### What the exercise asks
Return the entries below in their exact form, leaving the pictures out.

### Excerpted data
^^^^^^^^

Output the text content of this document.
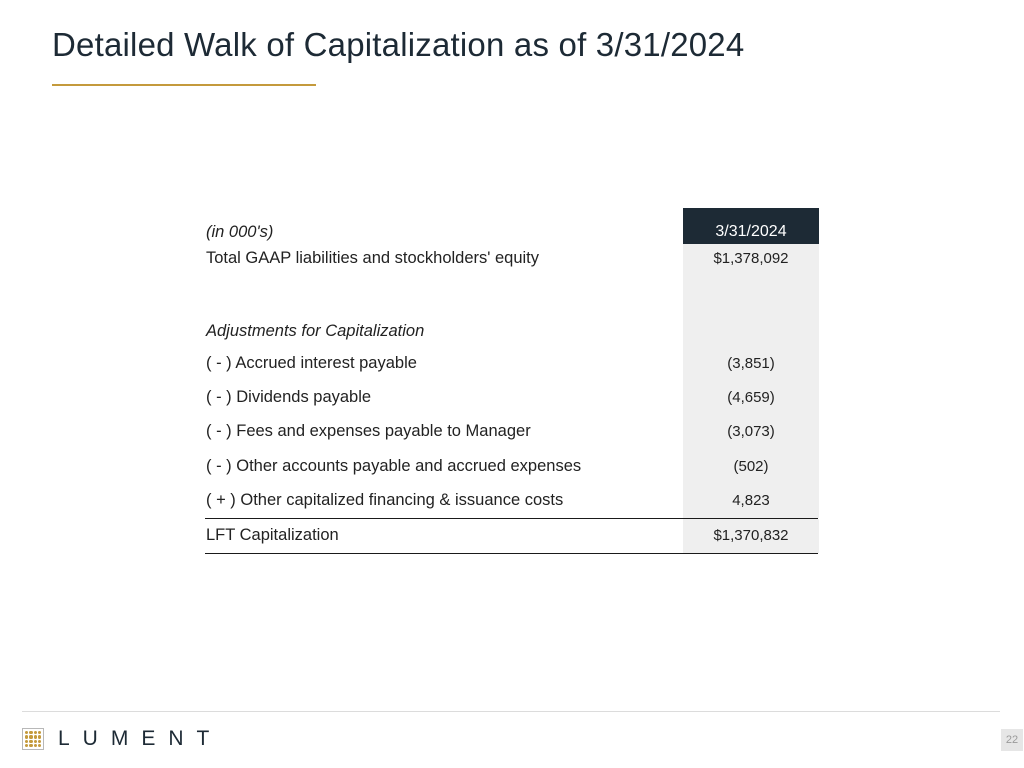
Detailed Walk of Capitalization as of 3/31/2024
(in 000's)	3/31/2024
Total GAAP liabilities and stockholders' equity	$1,378,092
Adjustments for Capitalization
( - ) Accrued interest payable	(3,851)
( - ) Dividends payable	(4,659)
( - ) Fees and expenses payable to Manager	(3,073)
( - ) Other accounts payable and accrued expenses	(502)
( + ) Other capitalized financing & issuance costs	4,823
LFT Capitalization	$1,370,832
LUMENT	22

^^^^^^^^

### Exercise response
Output the text content of this document.
Detailed Walk of Capitalization as of 3/31/2024
(in 000's)	3/31/2024
Total GAAP liabilities and stockholders' equity	$1,378,092
Adjustments for Capitalization
( - ) Accrued interest payable	(3,851)
( - ) Dividends payable	(4,659)
( - ) Fees and expenses payable to Manager	(3,073)
( - ) Other accounts payable and accrued expenses	(502)
( + ) Other capitalized financing & issuance costs	4,823
LFT Capitalization	$1,370,832
LUMENT	22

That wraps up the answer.